- _Exercises_
• a. Rewrite part of the DCB discussion, replacing "mqprio" with "MQPRIO". Begin at the words "Because this makes" and stop after "vlan priority mappings.".
• b. Check each statement against the DCB discussion and answer yes or no, quoting the words that settle it: (i) mqprio works per vlan; (ii) net_prio cgroups per vlan allow per vlan priority mappings; (iii) ixgbe and bnx2x model the qdisc tc as user priorities.

— START Quoted passage —

Because this makes your driver potentially behave differently then
other drivers. DCB should look the same from the user side
regardless of the driver.

>>
>> Can we get the same behavior by keeping the egress map and mqprio
>> map in sync?
> As I said above, if we force egress map to be synced to mqprio mapping, we loose it's power - mqprio is global, and egress map is per vlan.

using net_prio cgroups per vlan allows per vlan priority mappings.
I agree this is a bit awkward right now and it seems reasonable
to expect setting the egress_map causes the skb steering to work
correctly.

The crux of the issue here is that ixgbe and bnx2x are modeling
the qdisc tc as a traffic class but your hardware is based on
a model that exposes user priorities. We need these to look the
same from the user perspective. We need to figure out how to
make this correct for both models. Any suggestions?

— END Quoted passage —
— START Given material —

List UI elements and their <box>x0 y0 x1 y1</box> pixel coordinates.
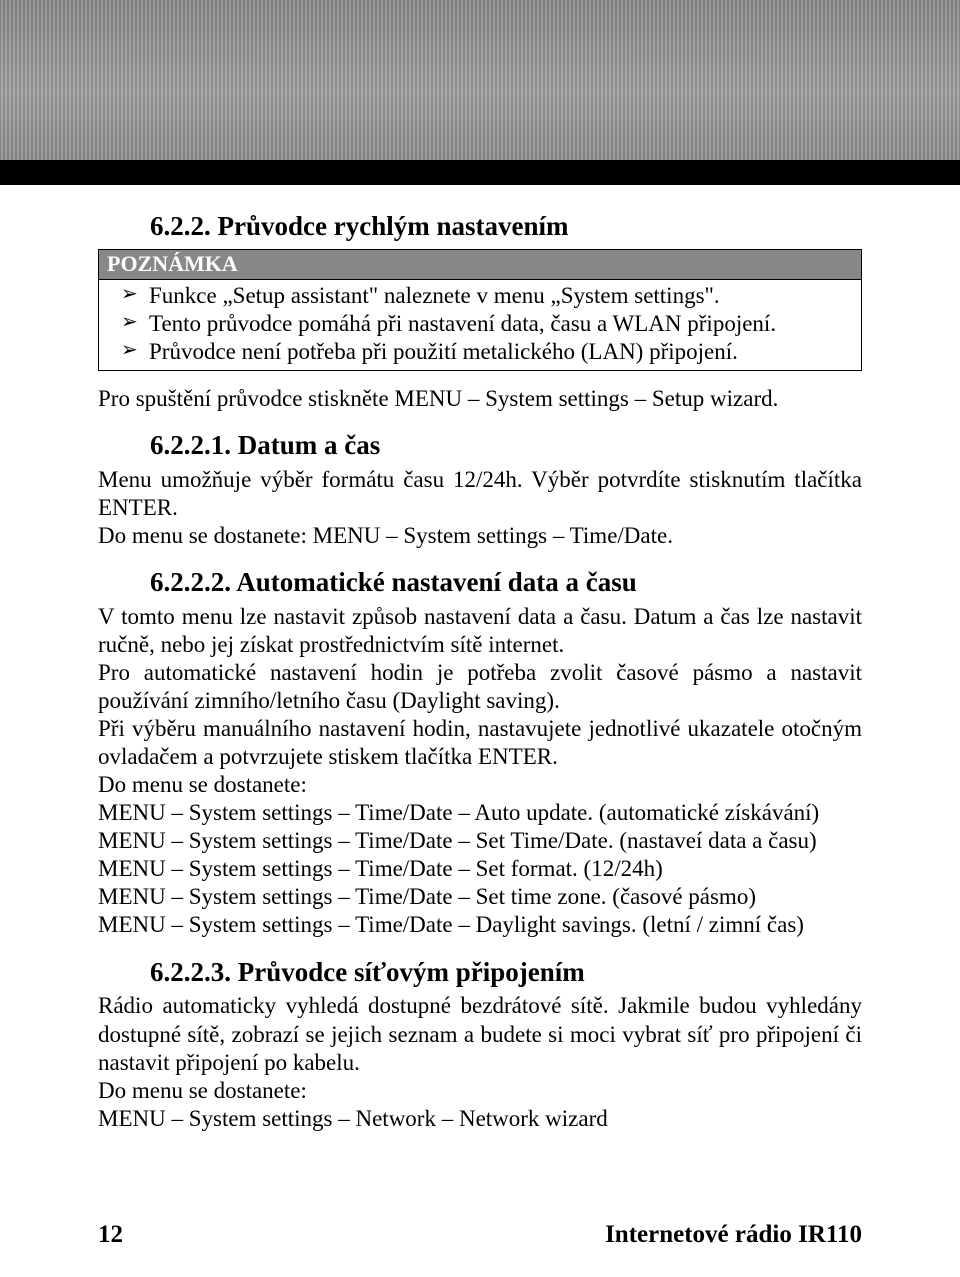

— END Given material —

- _Results of the exercise_
• a.
Because this makes your driver potentially behave differently then
other drivers. DCB should look the same from the user side
regardless of the driver.

>>
>> Can we get the same behavior by keeping the egress map and MQPRIO
>> map in sync?
> As I said above, if we force egress map to be synced to MQPRIO mapping, we loose it's power - MQPRIO is global, and egress map is per vlan.

using net_prio cgroups per vlan allows per vlan priority mappings.

• b.
(i) No: "mqprio is global, and egress map is per vlan."
(ii) Yes: "using net_prio cgroups per vlan allows per vlan priority mappings."
(iii) No: "ixgbe and bnx2x are modeling the qdisc tc as a traffic class"